WORK TO COMPLETE: Put the lines below into a numbered list, starting at the line that contains "episode-row[interactable]: 第 2" and ending at the line that contains "no-more-content-note: 暂时没有更多了: [217, 770, 323, 788]", and skip any blank lines.

[start of THE INPUT]

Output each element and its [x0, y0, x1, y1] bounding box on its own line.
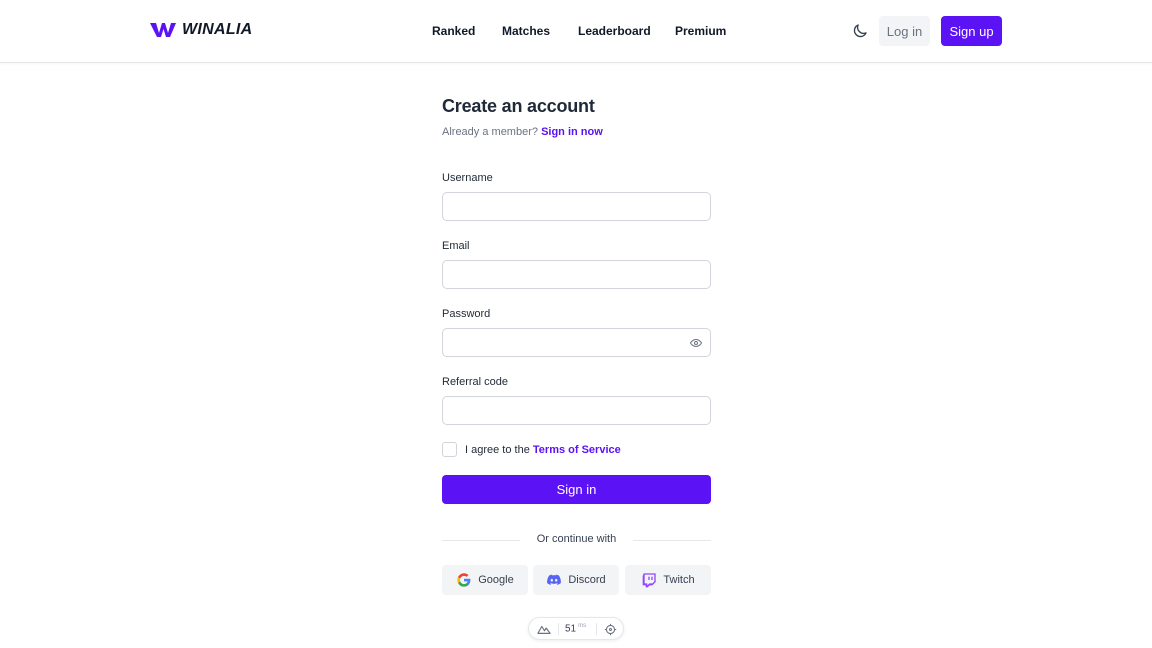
- nav-leaderboard[interactable]: Leaderboard: [578, 24, 651, 38]
- password-input[interactable]: [442, 328, 711, 357]
- ping-readout: 51 ms: [565, 623, 586, 634]
- status-pill: 51 ms: [528, 617, 624, 640]
- twitch-button[interactable]: Twitch: [625, 565, 711, 595]
- moon-icon[interactable]: [851, 22, 869, 40]
- nav-premium[interactable]: Premium: [675, 24, 726, 38]
- submit-button[interactable]: Sign in: [442, 475, 711, 504]
- password-field: [442, 328, 711, 357]
- divider-line-right: [633, 540, 711, 541]
- status-separator: [558, 623, 559, 635]
- referral-label: Referral code: [442, 376, 509, 388]
- agree-text: I agree to the Terms of Service: [465, 444, 621, 456]
- email-label: Email: [442, 240, 470, 252]
- twitch-icon: [643, 573, 657, 588]
- mountain-icon: [537, 625, 551, 634]
- signup-button[interactable]: Sign up: [941, 16, 1002, 46]
- brand-name: WINALIA: [182, 21, 253, 38]
- nav-matches[interactable]: Matches: [502, 24, 550, 38]
- terms-checkbox[interactable]: [442, 442, 457, 457]
- divider-text: Or continue with: [536, 533, 617, 545]
- discord-button[interactable]: Discord: [533, 565, 619, 595]
- google-label: Google: [478, 574, 514, 586]
- winalia-logo-icon: [150, 23, 176, 37]
- username-label: Username: [442, 172, 493, 184]
- brand-logo[interactable]: WINALIA: [150, 21, 253, 39]
- member-prompt: Already a member? Sign in now: [442, 126, 711, 138]
- login-button[interactable]: Log in: [879, 16, 930, 46]
- google-icon: [457, 573, 471, 587]
- social-divider: Or continue with: [442, 533, 711, 547]
- agree-prefix: I agree to the: [465, 443, 530, 456]
- member-prompt-text: Already a member?: [442, 126, 538, 138]
- password-label: Password: [442, 308, 491, 320]
- username-input[interactable]: [442, 192, 711, 221]
- signin-now-link[interactable]: Sign in now: [541, 126, 603, 138]
- google-button[interactable]: Google: [442, 565, 528, 595]
- status-separator: [596, 623, 597, 635]
- crosshair-icon[interactable]: [604, 623, 617, 636]
- eye-icon[interactable]: [690, 337, 702, 349]
- email-input[interactable]: [442, 260, 711, 289]
- signup-form: Create an account Already a member? Sign…: [442, 96, 711, 595]
- discord-label: Discord: [568, 574, 606, 586]
- terms-link[interactable]: Terms of Service: [533, 444, 621, 456]
- terms-agreement: I agree to the Terms of Service: [442, 442, 621, 457]
- discord-icon: [547, 574, 562, 585]
- ping-unit: ms: [578, 623, 587, 629]
- nav-ranked[interactable]: Ranked: [432, 24, 475, 38]
- referral-input[interactable]: [442, 396, 711, 425]
- twitch-label: Twitch: [663, 574, 695, 586]
- ping-value: 51: [565, 623, 577, 635]
- page-title: Create an account: [442, 96, 595, 116]
- social-buttons: Google Discord Twitch: [442, 565, 711, 595]
- top-header: WINALIA Ranked Matches Leaderboard Premi…: [0, 0, 1152, 63]
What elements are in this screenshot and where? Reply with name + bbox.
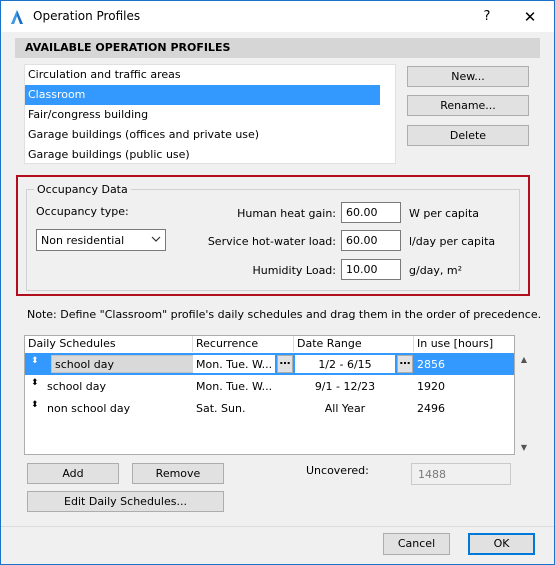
profile-list[interactable]: Circulation and traffic areas Classroom …	[24, 64, 396, 164]
operation-profiles-dialog: Operation Profiles ? ✕ AVAILABLE OPERATI…	[0, 0, 555, 565]
column-divider	[413, 336, 414, 352]
occupancy-group-legend: Occupancy Data	[34, 183, 131, 196]
scroll-up-icon[interactable]: ▲	[519, 355, 529, 364]
schedule-row-selected[interactable]: ⬍ school day ▶ Mon. Tue. W... … 1/2 - 6/…	[25, 353, 514, 375]
date-range-value: All Year	[324, 402, 366, 415]
date-range-value: 9/1 - 12/23	[314, 380, 376, 393]
footer-divider	[1, 526, 554, 527]
in-use-value: 1920	[417, 380, 445, 393]
new-profile-button[interactable]: New...	[407, 66, 529, 87]
recurrence-value: Sat. Sun.	[196, 402, 246, 415]
profile-item[interactable]: Fair/congress building	[25, 105, 395, 125]
drag-handle-icon[interactable]: ⬍	[31, 378, 39, 388]
humidity-input[interactable]: 10.00	[341, 259, 401, 280]
occupancy-type-select[interactable]: Non residential	[36, 229, 166, 251]
remove-schedule-button[interactable]: Remove	[132, 463, 224, 484]
heat-gain-unit: W per capita	[409, 207, 480, 220]
recurrence-value: Mon. Tue. W...	[196, 380, 273, 393]
title-bar: Operation Profiles ? ✕	[1, 1, 554, 32]
scroll-down-icon[interactable]: ▼	[519, 443, 529, 452]
archicad-logo-icon	[11, 10, 23, 24]
column-divider	[293, 336, 294, 352]
profile-item[interactable]: Circulation and traffic areas	[25, 65, 395, 85]
recurrence-field[interactable]: Mon. Tue. W...	[193, 355, 275, 373]
recurrence-value: Mon. Tue. W...	[196, 358, 273, 371]
schedules-note: Note: Define "Classroom" profile's daily…	[27, 308, 542, 321]
col-header-date-range[interactable]: Date Range	[297, 337, 362, 352]
heat-gain-label: Human heat gain:	[237, 207, 336, 220]
schedule-name: school day	[55, 358, 114, 371]
date-range-value: 1/2 - 6/15	[318, 358, 372, 371]
in-use-value: 2496	[417, 402, 445, 415]
humidity-unit: g/day, m²	[409, 264, 463, 277]
edit-daily-schedules-button[interactable]: Edit Daily Schedules...	[27, 491, 224, 512]
occupancy-type-label: Occupancy type:	[36, 205, 129, 218]
recurrence-more-button[interactable]: …	[277, 355, 293, 373]
schedule-name-select[interactable]: school day ▶	[51, 355, 214, 373]
hot-water-input[interactable]: 60.00	[341, 230, 401, 251]
drag-handle-icon[interactable]: ⬍	[31, 400, 39, 410]
profiles-section-header: AVAILABLE OPERATION PROFILES	[15, 38, 540, 58]
chevron-down-icon	[151, 236, 161, 242]
drag-handle-icon[interactable]: ⬍	[31, 356, 39, 366]
schedules-scrollbar[interactable]: ▲ ▼	[516, 335, 530, 455]
profile-item[interactable]: Garage buildings (public use)	[25, 145, 395, 163]
uncovered-label: Uncovered:	[306, 464, 369, 477]
date-range-field[interactable]: 1/2 - 6/15	[295, 355, 395, 373]
col-header-daily[interactable]: Daily Schedules	[28, 337, 116, 352]
schedule-name: school day	[47, 380, 106, 393]
ok-button[interactable]: OK	[468, 533, 535, 555]
in-use-value: 2856	[417, 358, 445, 371]
help-button[interactable]: ?	[471, 5, 503, 29]
delete-profile-button[interactable]: Delete	[407, 125, 529, 146]
schedule-row[interactable]: ⬍ school day Mon. Tue. W... 9/1 - 12/23 …	[25, 375, 514, 397]
heat-gain-input[interactable]: 60.00	[341, 202, 401, 223]
schedule-name: non school day	[47, 402, 131, 415]
humidity-label: Humidity Load:	[252, 264, 336, 277]
uncovered-field: 1488	[411, 463, 511, 485]
column-divider	[192, 336, 193, 352]
rename-profile-button[interactable]: Rename...	[407, 95, 529, 116]
profile-item[interactable]: Garage buildings (offices and private us…	[25, 125, 395, 145]
daily-schedules-table: Daily Schedules Recurrence Date Range In…	[24, 335, 515, 455]
date-range-more-button[interactable]: …	[397, 355, 413, 373]
close-button[interactable]: ✕	[514, 5, 546, 29]
col-header-recurrence[interactable]: Recurrence	[196, 337, 258, 352]
schedule-row[interactable]: ⬍ non school day Sat. Sun. All Year 2496	[25, 397, 514, 419]
col-header-in-use[interactable]: In use [hours]	[417, 337, 493, 352]
window-title: Operation Profiles	[33, 9, 141, 23]
hot-water-label: Service hot-water load:	[207, 235, 336, 248]
hot-water-unit: l/day per capita	[409, 235, 496, 248]
profile-item-selected[interactable]: Classroom	[25, 85, 380, 105]
add-schedule-button[interactable]: Add	[27, 463, 119, 484]
cancel-button[interactable]: Cancel	[383, 533, 450, 555]
occupancy-type-value: Non residential	[41, 234, 125, 247]
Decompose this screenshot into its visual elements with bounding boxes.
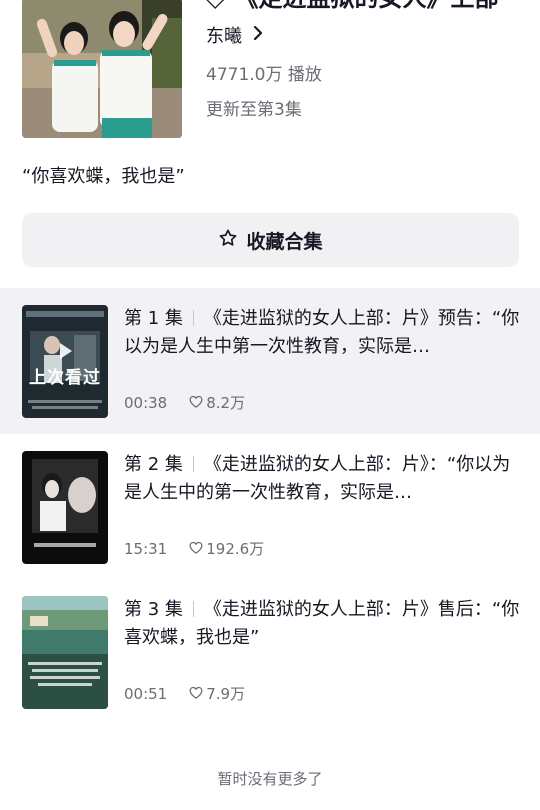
episode-row[interactable]: 第 2 集《走进监狱的女人上部：片》：“你以为是人生中的第一次性教育，实际是… …: [0, 434, 540, 580]
episode-likes: 7.9万: [189, 683, 245, 704]
episode-thumbnail: [22, 451, 108, 564]
episode-meta: 00:38 8.2万: [124, 392, 245, 413]
episode-likes: 8.2万: [189, 392, 245, 413]
episode-likes: 192.6万: [189, 538, 264, 559]
heart-icon: [189, 540, 203, 558]
episode-duration: 00:38: [124, 393, 168, 412]
episode-duration: 00:51: [124, 684, 168, 703]
author-link[interactable]: 东曦: [206, 22, 264, 48]
update-status: 更新至第3集: [206, 100, 302, 120]
play-count: 4771.0万 播放: [206, 65, 322, 85]
collection-title: ◇《走进监狱的女人》上部: [206, 0, 498, 13]
episode-row[interactable]: 上次看过 第 1 集《走进监狱的女人上部：片》预告：“你以为是人生中第一次性教育…: [0, 288, 540, 434]
episode-duration: 15:31: [124, 539, 168, 558]
heart-icon: [189, 394, 203, 412]
chevron-right-icon: [252, 25, 264, 46]
star-outline-icon: [218, 228, 238, 253]
heart-icon: [189, 685, 203, 703]
episode-meta: 15:31 192.6万: [124, 538, 264, 559]
author-name: 东曦: [206, 26, 242, 47]
no-more-content-note: 暂时没有更多了: [217, 770, 323, 788]
collection-description: “你喜欢蝶，我也是”: [22, 166, 185, 187]
episode-title: 第 3 集《走进监狱的女人上部：片》售后：“你喜欢蝶，我也是”: [124, 599, 520, 648]
episode-title: 第 2 集《走进监狱的女人上部：片》：“你以为是人生中的第一次性教育，实际是…: [124, 454, 511, 503]
episode-thumbnail: 上次看过: [22, 305, 108, 418]
collect-button[interactable]: 收藏合集: [22, 213, 519, 267]
collection-icon: ◇: [206, 0, 224, 12]
collection-cover-image[interactable]: [22, 0, 182, 138]
episode-title: 第 1 集《走进监狱的女人上部：片》预告：“你以为是人生中第一次性教育，实际是…: [124, 308, 520, 357]
collect-button-label: 收藏合集: [246, 230, 323, 253]
episode-row[interactable]: 第 3 集《走进监狱的女人上部：片》售后：“你喜欢蝶，我也是” 00:51 7.…: [0, 579, 540, 725]
episode-meta: 00:51 7.9万: [124, 683, 245, 704]
episode-thumbnail: [22, 596, 108, 709]
last-watched-badge: 上次看过: [29, 368, 101, 388]
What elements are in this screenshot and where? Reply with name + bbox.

[end of THE INPUT]

ANSWER TO THIS TASK:
1. episode-row[interactable]: 第 2 集《走进监狱的女人上部：片》：“你以为是人生中的第一次性教育，实际是… …: [0, 434, 540, 580]
2. episode-likes: 7.9万: [189, 683, 245, 704]
3. episode-thumbnail: [22, 451, 108, 564]
4. episode-meta: 00:38 8.2万: [124, 392, 245, 413]
5. episode-likes: 8.2万: [189, 392, 245, 413]
6. episode-likes: 192.6万: [189, 538, 264, 559]
7. heart-icon: [189, 540, 203, 558]
8. episode-duration: 00:38: [124, 393, 168, 412]
9. episode-duration: 00:51: [124, 684, 168, 703]
10. author-link[interactable]: 东曦: [206, 22, 264, 48]
11. update-status: 更新至第3集: [206, 100, 302, 120]
12. play-count: 4771.0万 播放: [206, 65, 322, 85]
13. collection-title: ◇《走进监狱的女人》上部: [206, 0, 498, 13]
14. episode-row[interactable]: 上次看过 第 1 集《走进监狱的女人上部：片》预告：“你以为是人生中第一次性教育…: [0, 288, 540, 434]
15. episode-duration: 15:31: [124, 539, 168, 558]
16. heart-icon: [189, 394, 203, 412]
17. chevron-right-icon: [252, 25, 264, 46]
18. star-outline-icon: [218, 228, 238, 253]
19. heart-icon: [189, 685, 203, 703]
20. episode-meta: 15:31 192.6万: [124, 538, 264, 559]
21. author-name: 东曦: [206, 26, 242, 47]
22. no-more-content-note: 暂时没有更多了: [217, 770, 323, 788]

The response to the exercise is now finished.